(Stored data entries)
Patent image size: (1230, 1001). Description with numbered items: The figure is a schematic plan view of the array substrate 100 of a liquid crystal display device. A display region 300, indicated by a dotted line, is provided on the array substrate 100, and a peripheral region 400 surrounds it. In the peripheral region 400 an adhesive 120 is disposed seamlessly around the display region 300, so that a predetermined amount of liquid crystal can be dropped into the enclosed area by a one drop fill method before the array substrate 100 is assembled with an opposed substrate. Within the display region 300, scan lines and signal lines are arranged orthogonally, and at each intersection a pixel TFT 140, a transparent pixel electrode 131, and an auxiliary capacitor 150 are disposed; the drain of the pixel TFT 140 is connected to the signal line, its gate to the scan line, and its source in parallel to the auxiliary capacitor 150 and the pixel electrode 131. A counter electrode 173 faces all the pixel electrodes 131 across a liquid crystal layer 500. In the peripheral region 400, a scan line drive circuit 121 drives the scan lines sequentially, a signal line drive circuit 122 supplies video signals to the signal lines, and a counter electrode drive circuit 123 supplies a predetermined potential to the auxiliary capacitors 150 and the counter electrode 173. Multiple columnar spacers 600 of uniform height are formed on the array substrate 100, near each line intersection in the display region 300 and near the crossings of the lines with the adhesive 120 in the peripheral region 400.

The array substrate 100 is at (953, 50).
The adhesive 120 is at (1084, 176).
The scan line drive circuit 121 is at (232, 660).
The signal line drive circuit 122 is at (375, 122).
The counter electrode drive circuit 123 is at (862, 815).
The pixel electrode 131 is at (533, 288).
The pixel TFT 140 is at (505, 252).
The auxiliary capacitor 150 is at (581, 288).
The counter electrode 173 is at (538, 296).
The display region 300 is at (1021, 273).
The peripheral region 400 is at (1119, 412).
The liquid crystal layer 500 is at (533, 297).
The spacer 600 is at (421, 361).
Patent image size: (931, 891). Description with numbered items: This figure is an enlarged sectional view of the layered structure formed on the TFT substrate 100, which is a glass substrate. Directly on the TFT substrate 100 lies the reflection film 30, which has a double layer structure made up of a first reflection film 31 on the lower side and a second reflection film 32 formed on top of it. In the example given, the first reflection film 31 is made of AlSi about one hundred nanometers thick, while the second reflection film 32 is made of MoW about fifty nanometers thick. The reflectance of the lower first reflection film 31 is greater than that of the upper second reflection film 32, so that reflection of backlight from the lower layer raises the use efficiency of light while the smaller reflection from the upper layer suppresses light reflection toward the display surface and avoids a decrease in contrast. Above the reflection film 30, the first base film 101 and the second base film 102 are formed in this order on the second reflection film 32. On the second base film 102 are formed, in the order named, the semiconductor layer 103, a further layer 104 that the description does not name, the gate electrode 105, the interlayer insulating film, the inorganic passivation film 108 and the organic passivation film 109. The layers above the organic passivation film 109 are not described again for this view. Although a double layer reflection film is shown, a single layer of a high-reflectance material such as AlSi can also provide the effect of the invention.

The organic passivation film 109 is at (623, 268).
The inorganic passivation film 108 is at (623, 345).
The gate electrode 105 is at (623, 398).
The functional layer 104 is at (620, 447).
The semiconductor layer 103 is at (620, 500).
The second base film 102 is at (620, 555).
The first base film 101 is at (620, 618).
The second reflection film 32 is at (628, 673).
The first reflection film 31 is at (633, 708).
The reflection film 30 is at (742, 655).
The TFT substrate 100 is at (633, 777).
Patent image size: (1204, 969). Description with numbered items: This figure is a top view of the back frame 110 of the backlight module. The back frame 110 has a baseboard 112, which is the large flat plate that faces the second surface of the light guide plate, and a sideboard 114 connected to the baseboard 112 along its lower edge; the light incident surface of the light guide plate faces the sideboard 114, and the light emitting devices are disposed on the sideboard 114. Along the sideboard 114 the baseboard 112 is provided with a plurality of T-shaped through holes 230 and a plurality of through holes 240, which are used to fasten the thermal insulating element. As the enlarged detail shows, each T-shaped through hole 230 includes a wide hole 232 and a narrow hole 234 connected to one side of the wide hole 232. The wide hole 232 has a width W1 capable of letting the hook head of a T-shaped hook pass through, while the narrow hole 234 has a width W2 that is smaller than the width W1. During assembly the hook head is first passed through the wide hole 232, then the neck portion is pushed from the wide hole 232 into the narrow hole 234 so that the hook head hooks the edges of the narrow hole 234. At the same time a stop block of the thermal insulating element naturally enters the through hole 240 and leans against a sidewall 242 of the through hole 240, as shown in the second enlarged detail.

| PROBLEM TO SOLVE |
Return all of the rows above word for word, changing nothing.

| RESPONSE |
Patent image size: (1230, 1001). Description with numbered items: The figure is a schematic plan view of the array substrate 100 of a liquid crystal display device. A display region 300, indicated by a dotted line, is provided on the array substrate 100, and a peripheral region 400 surrounds it. In the peripheral region 400 an adhesive 120 is disposed seamlessly around the display region 300, so that a predetermined amount of liquid crystal can be dropped into the enclosed area by a one drop fill method before the array substrate 100 is assembled with an opposed substrate. Within the display region 300, scan lines and signal lines are arranged orthogonally, and at each intersection a pixel TFT 140, a transparent pixel electrode 131, and an auxiliary capacitor 150 are disposed; the drain of the pixel TFT 140 is connected to the signal line, its gate to the scan line, and its source in parallel to the auxiliary capacitor 150 and the pixel electrode 131. A counter electrode 173 faces all the pixel electrodes 131 across a liquid crystal layer 500. In the peripheral region 400, a scan line drive circuit 121 drives the scan lines sequentially, a signal line drive circuit 122 supplies video signals to the signal lines, and a counter electrode drive circuit 123 supplies a predetermined potential to the auxiliary capacitors 150 and the counter electrode 173. Multiple columnar spacers 600 of uniform height are formed on the array substrate 100, near each line intersection in the display region 300 and near the crossings of the lines with the adhesive 120 in the peripheral region 400.

The array substrate 100 is at (953, 50).
The adhesive 120 is at (1084, 176).
The scan line drive circuit 121 is at (232, 660).
The signal line drive circuit 122 is at (375, 122).
The counter electrode drive circuit 123 is at (862, 815).
The pixel electrode 131 is at (533, 288).
The pixel TFT 140 is at (505, 252).
The auxiliary capacitor 150 is at (581, 288).
The counter electrode 173 is at (538, 296).
The display region 300 is at (1021, 273).
The peripheral region 400 is at (1119, 412).
The liquid crystal layer 500 is at (533, 297).
The spacer 600 is at (421, 361).
Patent image size: (931, 891). Description with numbered items: This figure is an enlarged sectional view of the layered structure formed on the TFT substrate 100, which is a glass substrate. Directly on the TFT substrate 100 lies the reflection film 30, which has a double layer structure made up of a first reflection film 31 on the lower side and a second reflection film 32 formed on top of it. In the example given, the first reflection film 31 is made of AlSi about one hundred nanometers thick, while the second reflection film 32 is made of MoW about fifty nanometers thick. The reflectance of the lower first reflection film 31 is greater than that of the upper second reflection film 32, so that reflection of backlight from the lower layer raises the use efficiency of light while the smaller reflection from the upper layer suppresses light reflection toward the display surface and avoids a decrease in contrast. Above the reflection film 30, the first base film 101 and the second base film 102 are formed in this order on the second reflection film 32. On the second base film 102 are formed, in the order named, the semiconductor layer 103, a further layer 104 that the description does not name, the gate electrode 105, the interlayer insulating film, the inorganic passivation film 108 and the organic passivation film 109. The layers above the organic passivation film 109 are not described again for this view. Although a double layer reflection film is shown, a single layer of a high-reflectance material such as AlSi can also provide the effect of the invention.

The organic passivation film 109 is at (623, 268).
The inorganic passivation film 108 is at (623, 345).
The gate electrode 105 is at (623, 398).
The functional layer 104 is at (620, 447).
The semiconductor layer 103 is at (620, 500).
The second base film 102 is at (620, 555).
The first base film 101 is at (620, 618).
The second reflection film 32 is at (628, 673).
The first reflection film 31 is at (633, 708).
The reflection film 30 is at (742, 655).
The TFT substrate 100 is at (633, 777).
Patent image size: (1204, 969). Description with numbered items: This figure is a top view of the back frame 110 of the backlight module. The back frame 110 has a baseboard 112, which is the large flat plate that faces the second surface of the light guide plate, and a sideboard 114 connected to the baseboard 112 along its lower edge; the light incident surface of the light guide plate faces the sideboard 114, and the light emitting devices are disposed on the sideboard 114. Along the sideboard 114 the baseboard 112 is provided with a plurality of T-shaped through holes 230 and a plurality of through holes 240, which are used to fasten the thermal insulating element. As the enlarged detail shows, each T-shaped through hole 230 includes a wide hole 232 and a narrow hole 234 connected to one side of the wide hole 232. The wide hole 232 has a width W1 capable of letting the hook head of a T-shaped hook pass through, while the narrow hole 234 has a width W2 that is smaller than the width W1. During assembly the hook head is first passed through the wide hole 232, then the neck portion is pushed from the wide hole 232 into the narrow hole 234 so that the hook head hooks the edges of the narrow hole 234. At the same time a stop block of the thermal insulating element naturally enters the through hole 240 and leans against a sidewall 242 of the through hole 240, as shown in the second enlarged detail.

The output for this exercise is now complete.